Exercise prompt:
Pull out the rows starting with the one that contains "cell-value-label: 69 [411,61,425,75]" and going on through the one that contains "cell-value-label: 54 [540,104,554,118]", including both, and copy them word for word.

Available data:
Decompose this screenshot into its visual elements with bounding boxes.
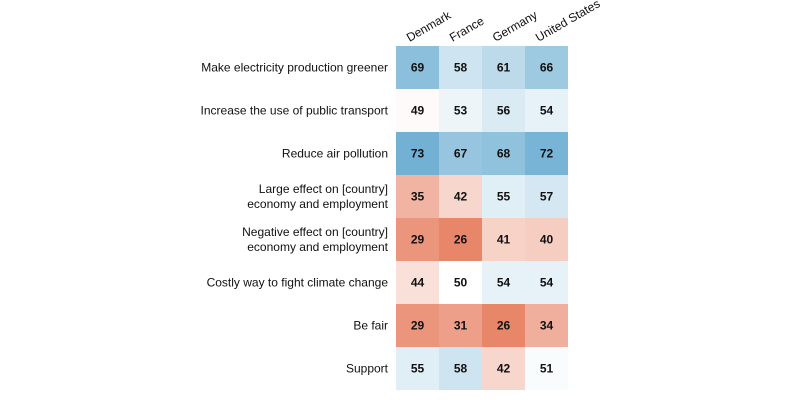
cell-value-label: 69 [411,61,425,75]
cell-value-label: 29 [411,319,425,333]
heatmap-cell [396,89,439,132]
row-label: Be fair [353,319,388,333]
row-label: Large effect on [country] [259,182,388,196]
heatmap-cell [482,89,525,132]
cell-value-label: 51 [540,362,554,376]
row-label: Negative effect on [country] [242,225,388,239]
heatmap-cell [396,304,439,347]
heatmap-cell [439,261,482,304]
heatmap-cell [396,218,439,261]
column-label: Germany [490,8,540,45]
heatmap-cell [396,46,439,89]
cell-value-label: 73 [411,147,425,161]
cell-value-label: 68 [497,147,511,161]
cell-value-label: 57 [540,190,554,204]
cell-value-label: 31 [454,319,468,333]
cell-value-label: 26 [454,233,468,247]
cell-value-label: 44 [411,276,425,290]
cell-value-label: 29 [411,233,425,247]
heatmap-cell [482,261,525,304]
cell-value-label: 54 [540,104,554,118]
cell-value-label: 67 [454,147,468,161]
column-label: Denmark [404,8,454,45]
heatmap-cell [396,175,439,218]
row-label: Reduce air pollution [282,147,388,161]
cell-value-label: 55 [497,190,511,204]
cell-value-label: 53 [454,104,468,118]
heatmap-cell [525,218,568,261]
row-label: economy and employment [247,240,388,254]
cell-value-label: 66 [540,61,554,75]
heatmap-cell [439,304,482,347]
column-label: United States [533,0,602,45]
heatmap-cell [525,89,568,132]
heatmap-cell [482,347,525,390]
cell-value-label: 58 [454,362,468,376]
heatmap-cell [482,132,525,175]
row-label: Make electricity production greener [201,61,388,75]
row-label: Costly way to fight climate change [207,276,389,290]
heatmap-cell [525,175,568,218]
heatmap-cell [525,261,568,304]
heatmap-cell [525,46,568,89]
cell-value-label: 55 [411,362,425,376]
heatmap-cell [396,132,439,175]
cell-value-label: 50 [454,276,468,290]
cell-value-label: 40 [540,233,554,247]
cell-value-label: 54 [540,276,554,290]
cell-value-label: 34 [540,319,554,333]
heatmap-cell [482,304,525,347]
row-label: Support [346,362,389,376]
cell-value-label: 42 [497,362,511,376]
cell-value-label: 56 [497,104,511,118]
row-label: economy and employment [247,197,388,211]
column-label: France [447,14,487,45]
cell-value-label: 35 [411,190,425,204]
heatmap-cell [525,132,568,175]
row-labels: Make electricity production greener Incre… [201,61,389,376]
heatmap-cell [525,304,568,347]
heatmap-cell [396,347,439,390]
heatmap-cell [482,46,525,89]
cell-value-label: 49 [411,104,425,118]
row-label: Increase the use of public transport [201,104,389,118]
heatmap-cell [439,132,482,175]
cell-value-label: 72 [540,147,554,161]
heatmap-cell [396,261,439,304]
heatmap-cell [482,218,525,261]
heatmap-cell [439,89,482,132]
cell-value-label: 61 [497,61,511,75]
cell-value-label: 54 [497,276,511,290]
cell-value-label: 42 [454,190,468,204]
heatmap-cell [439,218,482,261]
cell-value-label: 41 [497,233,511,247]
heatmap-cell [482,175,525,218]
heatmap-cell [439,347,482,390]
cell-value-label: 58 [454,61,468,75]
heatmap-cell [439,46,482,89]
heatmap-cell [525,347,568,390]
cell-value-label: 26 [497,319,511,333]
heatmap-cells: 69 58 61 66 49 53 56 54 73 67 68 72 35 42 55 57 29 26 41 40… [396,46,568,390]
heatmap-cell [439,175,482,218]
...
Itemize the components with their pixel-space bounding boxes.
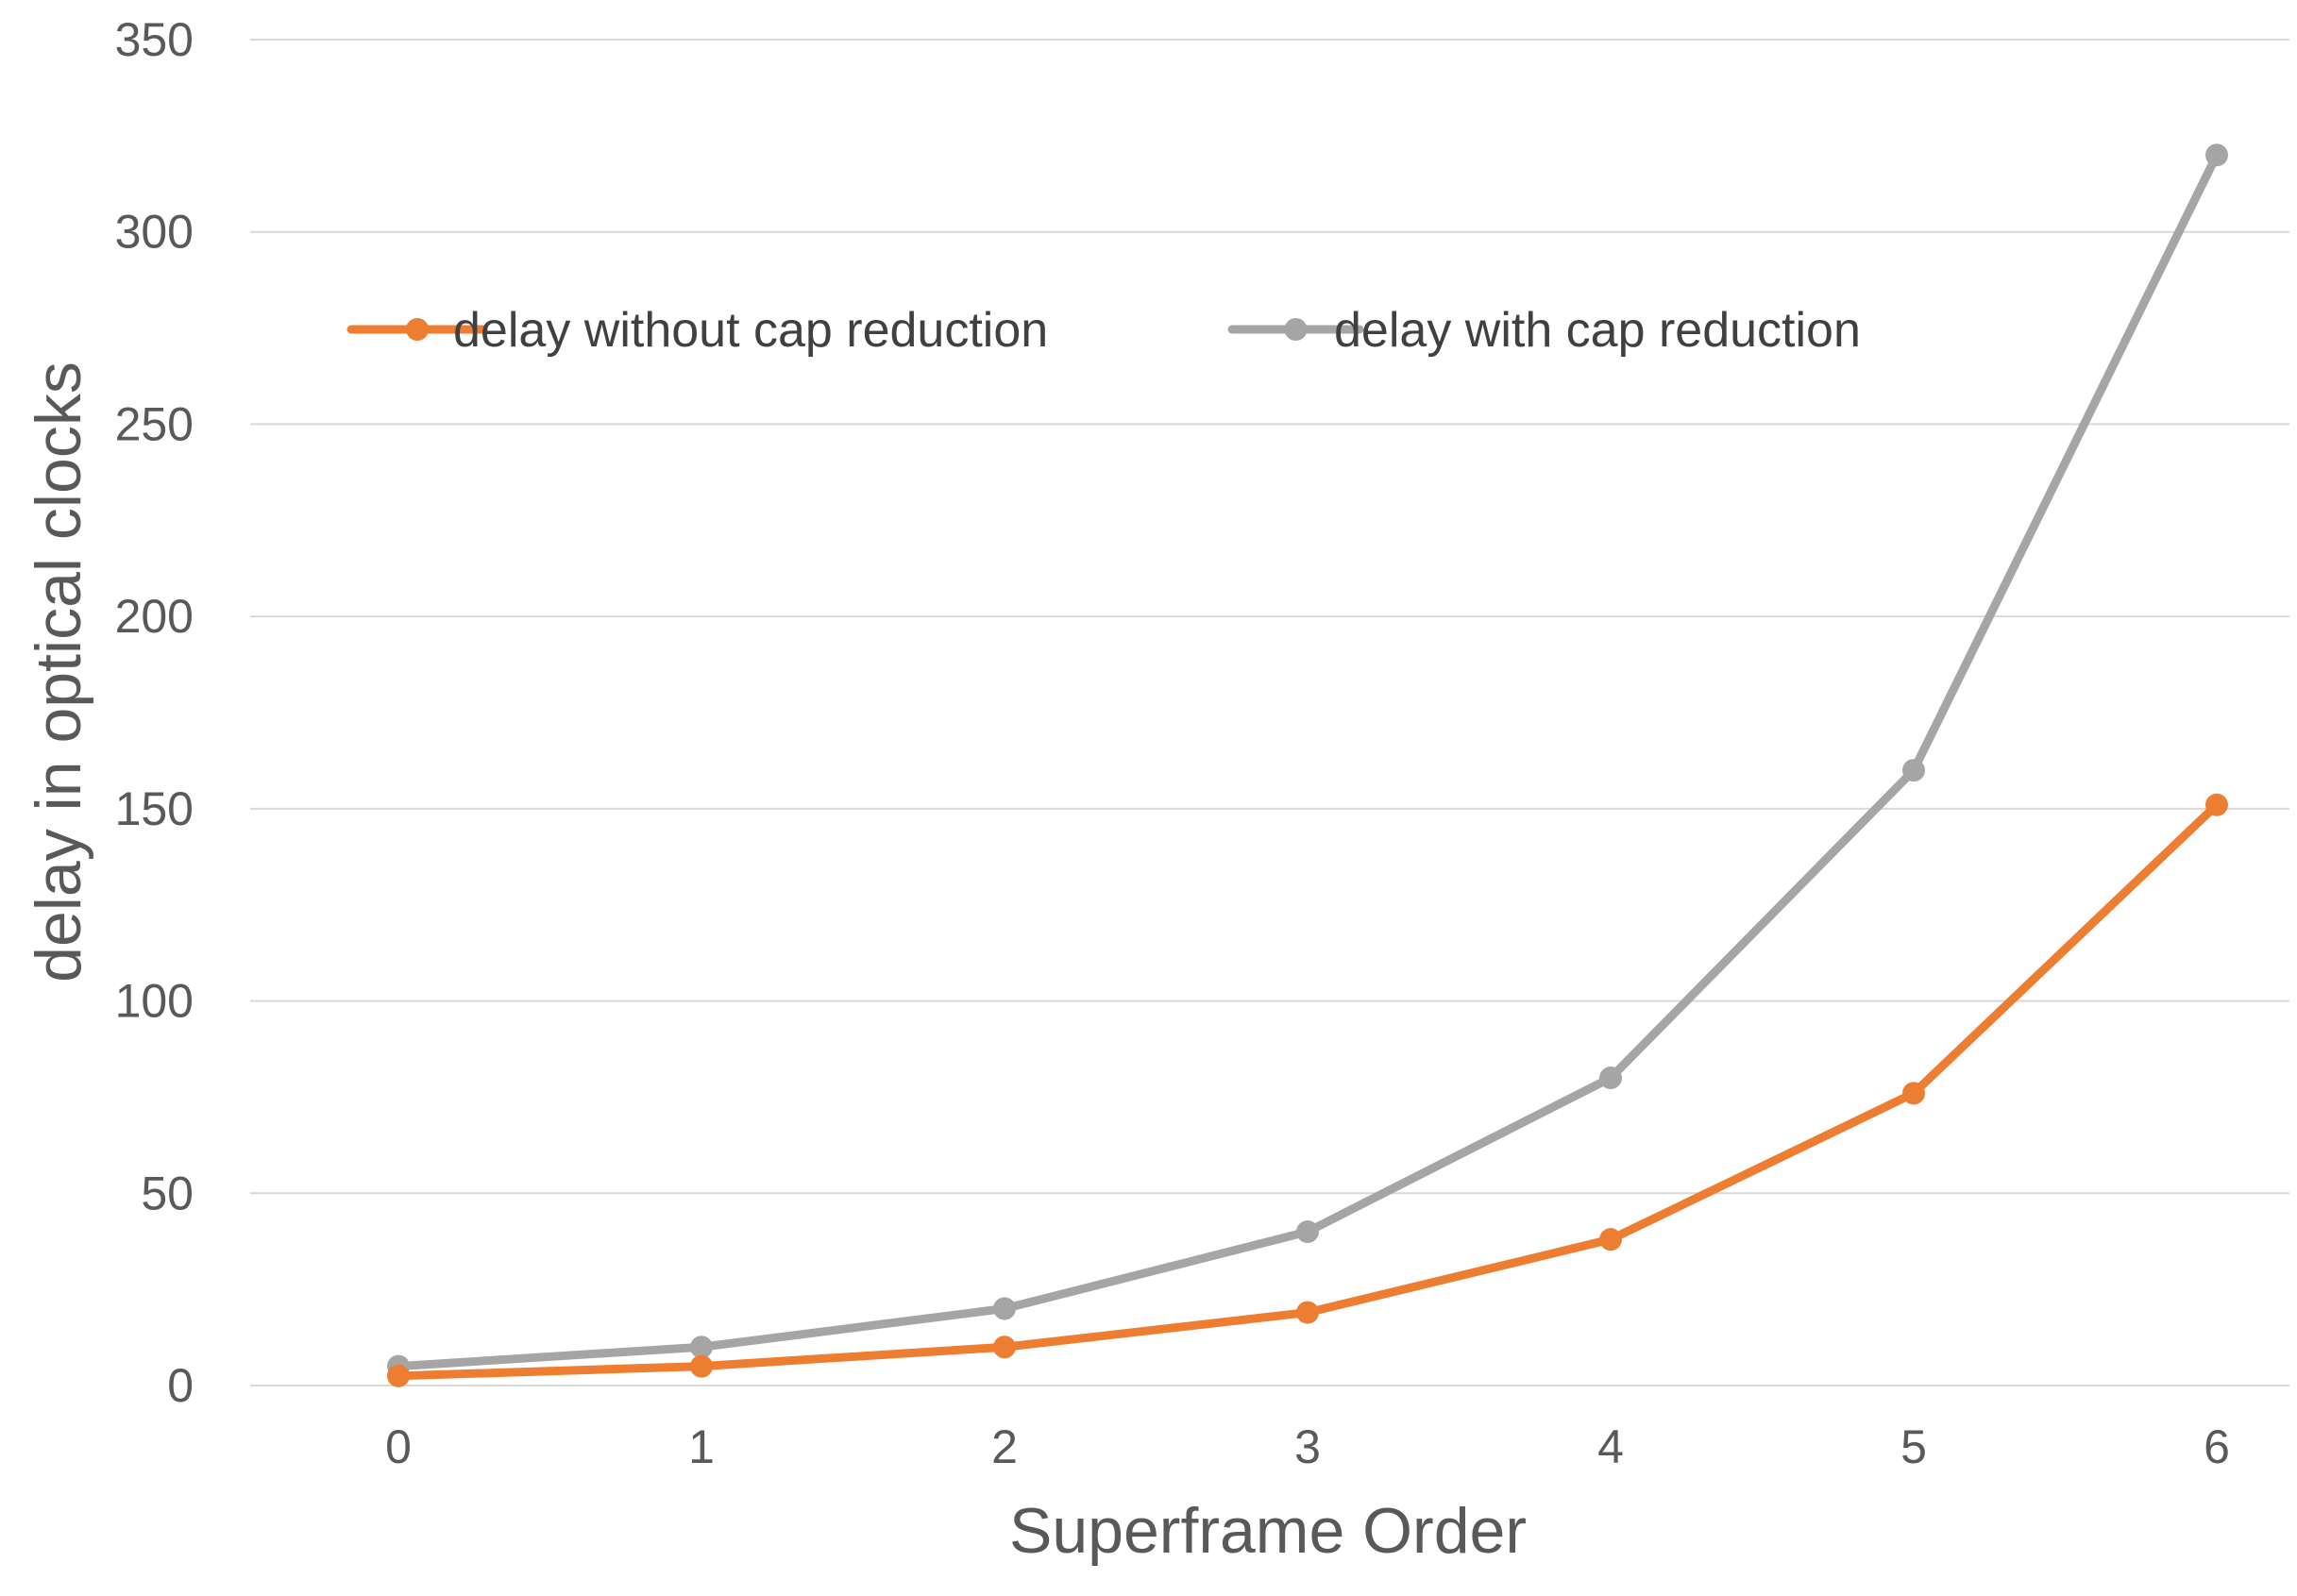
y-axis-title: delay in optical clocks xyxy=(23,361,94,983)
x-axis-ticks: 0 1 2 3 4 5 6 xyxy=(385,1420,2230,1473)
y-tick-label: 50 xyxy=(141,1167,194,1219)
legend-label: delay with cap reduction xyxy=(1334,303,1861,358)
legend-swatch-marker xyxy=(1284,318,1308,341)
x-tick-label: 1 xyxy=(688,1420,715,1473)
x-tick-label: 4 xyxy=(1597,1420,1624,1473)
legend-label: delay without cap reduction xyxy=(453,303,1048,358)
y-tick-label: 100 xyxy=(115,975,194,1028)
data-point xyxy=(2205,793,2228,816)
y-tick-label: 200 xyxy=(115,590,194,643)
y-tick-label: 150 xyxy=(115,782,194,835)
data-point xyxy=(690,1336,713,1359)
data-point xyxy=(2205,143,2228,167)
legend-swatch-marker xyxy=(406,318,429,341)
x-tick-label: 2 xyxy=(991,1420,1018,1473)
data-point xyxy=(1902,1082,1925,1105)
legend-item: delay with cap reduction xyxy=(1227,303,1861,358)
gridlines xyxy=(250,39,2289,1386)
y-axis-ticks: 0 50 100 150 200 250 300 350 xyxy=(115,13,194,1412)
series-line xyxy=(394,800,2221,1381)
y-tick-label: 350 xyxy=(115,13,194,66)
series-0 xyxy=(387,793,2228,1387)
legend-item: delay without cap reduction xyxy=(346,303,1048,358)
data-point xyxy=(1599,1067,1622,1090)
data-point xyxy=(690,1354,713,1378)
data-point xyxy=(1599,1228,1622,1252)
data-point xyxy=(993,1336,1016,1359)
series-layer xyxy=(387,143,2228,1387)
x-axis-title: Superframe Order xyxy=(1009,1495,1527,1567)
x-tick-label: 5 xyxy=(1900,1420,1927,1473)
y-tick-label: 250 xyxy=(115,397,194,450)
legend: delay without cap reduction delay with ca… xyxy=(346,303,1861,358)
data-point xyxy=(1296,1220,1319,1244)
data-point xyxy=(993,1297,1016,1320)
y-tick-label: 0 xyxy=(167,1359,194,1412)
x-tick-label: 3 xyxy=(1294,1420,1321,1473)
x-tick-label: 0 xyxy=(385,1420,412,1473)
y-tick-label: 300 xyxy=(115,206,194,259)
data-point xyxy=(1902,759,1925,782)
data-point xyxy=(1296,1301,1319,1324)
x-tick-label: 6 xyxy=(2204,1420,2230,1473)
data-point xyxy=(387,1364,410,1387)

Correct result:
cell-value-label: 69 [411,61,425,75]
cell-value-label: 29 [411,319,425,333]
heatmap-cell [396,89,439,132]
row-label: Be fair [353,319,388,333]
row-label: Large effect on [country] [259,182,388,196]
heatmap-cell [482,89,525,132]
cell-value-label: 51 [540,362,554,376]
row-label: Negative effect on [country] [242,225,388,239]
heatmap-cell [396,304,439,347]
heatmap-cell [439,261,482,304]
heatmap-cell [396,218,439,261]
column-label: Germany [490,8,540,45]
heatmap-cell [396,46,439,89]
cell-value-label: 73 [411,147,425,161]
cell-value-label: 68 [497,147,511,161]
cell-value-label: 57 [540,190,554,204]
cell-value-label: 31 [454,319,468,333]
cell-value-label: 26 [454,233,468,247]
cell-value-label: 44 [411,276,425,290]
cell-value-label: 29 [411,233,425,247]
heatmap-cell [482,261,525,304]
cell-value-label: 54 [540,104,554,118]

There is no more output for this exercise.